Data supplied:
★ ★ ★ ★ ★
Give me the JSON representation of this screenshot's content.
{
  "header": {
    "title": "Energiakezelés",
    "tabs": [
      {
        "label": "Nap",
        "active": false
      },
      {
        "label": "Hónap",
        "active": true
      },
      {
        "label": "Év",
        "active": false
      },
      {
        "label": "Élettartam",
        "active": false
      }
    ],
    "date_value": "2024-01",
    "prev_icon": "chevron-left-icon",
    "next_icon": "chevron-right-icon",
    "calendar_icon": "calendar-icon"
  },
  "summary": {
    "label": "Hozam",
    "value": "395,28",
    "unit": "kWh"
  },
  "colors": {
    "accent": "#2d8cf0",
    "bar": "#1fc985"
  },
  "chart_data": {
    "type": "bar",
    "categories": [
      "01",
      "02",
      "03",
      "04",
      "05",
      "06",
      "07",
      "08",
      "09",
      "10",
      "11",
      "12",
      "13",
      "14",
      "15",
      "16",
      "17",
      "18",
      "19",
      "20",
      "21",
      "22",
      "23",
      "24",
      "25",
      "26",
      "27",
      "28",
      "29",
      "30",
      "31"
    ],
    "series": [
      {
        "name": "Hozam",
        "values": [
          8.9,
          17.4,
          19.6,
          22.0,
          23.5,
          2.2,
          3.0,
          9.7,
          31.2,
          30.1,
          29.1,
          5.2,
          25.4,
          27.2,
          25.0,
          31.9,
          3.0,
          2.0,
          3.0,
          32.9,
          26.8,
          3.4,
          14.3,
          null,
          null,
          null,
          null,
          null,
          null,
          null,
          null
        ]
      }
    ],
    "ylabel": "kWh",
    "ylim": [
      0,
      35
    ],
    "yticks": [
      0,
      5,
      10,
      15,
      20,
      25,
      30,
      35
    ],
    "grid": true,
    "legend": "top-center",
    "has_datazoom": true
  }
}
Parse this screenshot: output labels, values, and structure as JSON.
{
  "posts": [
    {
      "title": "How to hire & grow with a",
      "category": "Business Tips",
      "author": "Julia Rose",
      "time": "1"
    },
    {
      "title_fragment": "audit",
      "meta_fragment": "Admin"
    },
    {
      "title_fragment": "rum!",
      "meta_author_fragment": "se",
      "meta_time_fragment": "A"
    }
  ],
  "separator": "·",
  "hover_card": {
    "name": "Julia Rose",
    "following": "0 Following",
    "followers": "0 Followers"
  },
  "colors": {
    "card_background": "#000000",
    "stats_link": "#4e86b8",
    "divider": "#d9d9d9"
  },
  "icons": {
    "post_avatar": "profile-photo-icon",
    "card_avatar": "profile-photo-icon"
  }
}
★ ★ ★ ★ ★
What is being asked: Copy out every line where the word "values" occurs.

Completed task:
        "values": [
Parse this screenshot: output labels, values, and structure as JSON.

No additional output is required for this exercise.